→ **Challenge A**:
From the stored rows, return the run that begins with the row containing "message-text: You didn't" and ends with the row containing "read-ticks-icon bbox=[369, 177, 384, 185]", copying every row in it verbatim, with both of those rows included.

→ **Quoted passage**:
◆ ◆ ◆ ◆
The 10 Sorriest Excuses for Sports

Nothing captivates a man’s attention quite like people throwing their bodies around in sweat-inducing fashion to win something. Doesn’t matter if we’re sitting across from the hottest girl in the bar—if there’s Division III women’s water polo playing on a screen behind her, we’ll have trouble maintaining eye contact. But not every endeavor calling itself a sport is worthy of that label—and the media exposure, fan admiration, and potential glory that come with it. Telltale signs? The activity’s top competitors are nutjobs, pantywaists, or schlubs. It’s a hyped-up version of something kids play in the backyard. And there’s no way to participate in it without looking absolutely ridiculous. That’s why the following 10 “sports” need to be taken behind the woodshed and beaten to a pulp by some real, actual jocks.
◆ ◆ ◆ ◆
→ **Challenge B**:
In the introduction on the sorriest excuses for sports, what game is described as playing on a screen behind the hottest girl in the bar?

Stored records:
◆ ◆ ◆ ◆
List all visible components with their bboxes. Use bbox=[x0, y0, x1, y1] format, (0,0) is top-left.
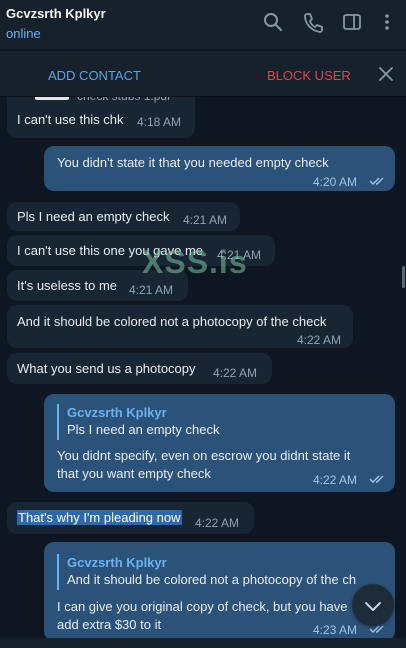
message-text: You didn't state it that you needed empt… bbox=[57, 155, 329, 170]
chat-header: Gcvzsrth Kplkyr online bbox=[0, 0, 406, 50]
message-bubble-outgoing[interactable]: Gcvzsrth Kplkyr And it should be colored… bbox=[44, 542, 395, 641]
message-time: 4:23 AM bbox=[313, 623, 358, 637]
message-text: And it should be colored not a photocopy… bbox=[17, 314, 327, 329]
message-bubble-outgoing[interactable]: Gcvzsrth Kplkyr Pls I need an empty chec… bbox=[44, 394, 395, 492]
read-ticks-icon bbox=[369, 177, 384, 185]
close-icon[interactable] bbox=[377, 65, 395, 83]
message-text: What you send us a photocopy bbox=[17, 361, 196, 376]
message-list[interactable]: check stubs 1.pdf I can't use this chk 4… bbox=[0, 97, 406, 648]
message-bubble-incoming[interactable]: Pls I need an empty check 4:21 AM bbox=[7, 202, 240, 231]
reply-author: Gcvzsrth Kplkyr bbox=[67, 555, 167, 570]
message-text: It's useless to me bbox=[17, 278, 118, 293]
reply-text: Pls I need an empty check bbox=[67, 422, 220, 437]
contact-action-bar: ADD CONTACT BLOCK USER bbox=[0, 51, 406, 97]
message-text-line: I can give you original copy of check, b… bbox=[57, 599, 348, 614]
search-icon[interactable] bbox=[262, 11, 284, 33]
read-ticks-icon bbox=[369, 475, 384, 483]
message-time: 4:22 AM bbox=[195, 516, 240, 530]
scroll-down-button[interactable] bbox=[352, 584, 394, 626]
message-time: 4:21 AM bbox=[129, 283, 174, 297]
sidebar-icon[interactable] bbox=[341, 11, 363, 33]
message-time: 4:18 AM bbox=[137, 115, 182, 129]
message-text-line: add extra $30 to it bbox=[57, 617, 162, 632]
reply-author: Gcvzsrth Kplkyr bbox=[67, 405, 167, 420]
chat-title[interactable]: Gcvzsrth Kplkyr bbox=[6, 6, 106, 21]
selected-text: That's why I'm pleading now bbox=[17, 510, 182, 525]
message-text-line: that you want empty check bbox=[57, 466, 211, 481]
scrollbar-thumb[interactable] bbox=[402, 266, 405, 288]
message-time: 4:20 AM bbox=[313, 175, 358, 189]
reply-text: And it should be colored not a photocopy… bbox=[67, 572, 357, 587]
reply-quote[interactable]: Gcvzsrth Kplkyr And it should be colored… bbox=[57, 554, 383, 590]
composer-edge bbox=[0, 638, 406, 648]
file-name: check stubs 1.pdf bbox=[77, 97, 170, 105]
message-text: I can't use this chk bbox=[17, 112, 124, 127]
message-text-line: You didnt specify, even on escrow you di… bbox=[57, 448, 351, 463]
message-time: 4:21 AM bbox=[183, 213, 228, 227]
file-thumbnail-icon bbox=[35, 97, 69, 100]
message-bubble-incoming[interactable]: check stubs 1.pdf I can't use this chk 4… bbox=[7, 97, 195, 138]
message-text: Pls I need an empty check bbox=[17, 209, 170, 224]
message-bubble-incoming[interactable]: And it should be colored not a photocopy… bbox=[7, 305, 353, 348]
phone-icon[interactable] bbox=[302, 11, 324, 33]
block-user-button[interactable]: BLOCK USER bbox=[267, 68, 351, 83]
add-contact-button[interactable]: ADD CONTACT bbox=[48, 68, 141, 83]
message-bubble-incoming[interactable]: That's why I'm pleading now 4:22 AM bbox=[7, 502, 254, 534]
message-time: 4:22 AM bbox=[213, 366, 258, 380]
message-time: 4:22 AM bbox=[313, 473, 358, 487]
reply-quote[interactable]: Gcvzsrth Kplkyr Pls I need an empty chec… bbox=[57, 404, 383, 440]
chevron-down-icon bbox=[365, 602, 381, 611]
message-bubble-outgoing[interactable]: You didn't state it that you needed empt… bbox=[44, 146, 395, 191]
message-text: That's why I'm pleading now bbox=[17, 509, 182, 526]
online-status: online bbox=[6, 26, 41, 41]
message-bubble-incoming[interactable]: What you send us a photocopy 4:22 AM bbox=[7, 353, 272, 384]
more-vertical-icon[interactable] bbox=[376, 11, 398, 33]
message-time: 4:22 AM bbox=[297, 333, 342, 347]
watermark-text: XSS.is bbox=[142, 244, 248, 280]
◆ ◆ ◆ ◆
→ **Worked solution A**:
message-text: You didn't state it that you needed empt… bbox=[57, 155, 329, 170]
chat-header: Gcvzsrth Kplkyr online bbox=[0, 0, 406, 50]
message-bubble-outgoing[interactable]: Gcvzsrth Kplkyr And it should be colored… bbox=[44, 542, 395, 641]
message-time: 4:23 AM bbox=[313, 623, 358, 637]
message-text: And it should be colored not a photocopy… bbox=[17, 314, 327, 329]
message-bubble-outgoing[interactable]: Gcvzsrth Kplkyr Pls I need an empty chec… bbox=[44, 394, 395, 492]
read-ticks-icon bbox=[369, 177, 384, 185]

→ **Worked solution B**:
Division III women's water polo.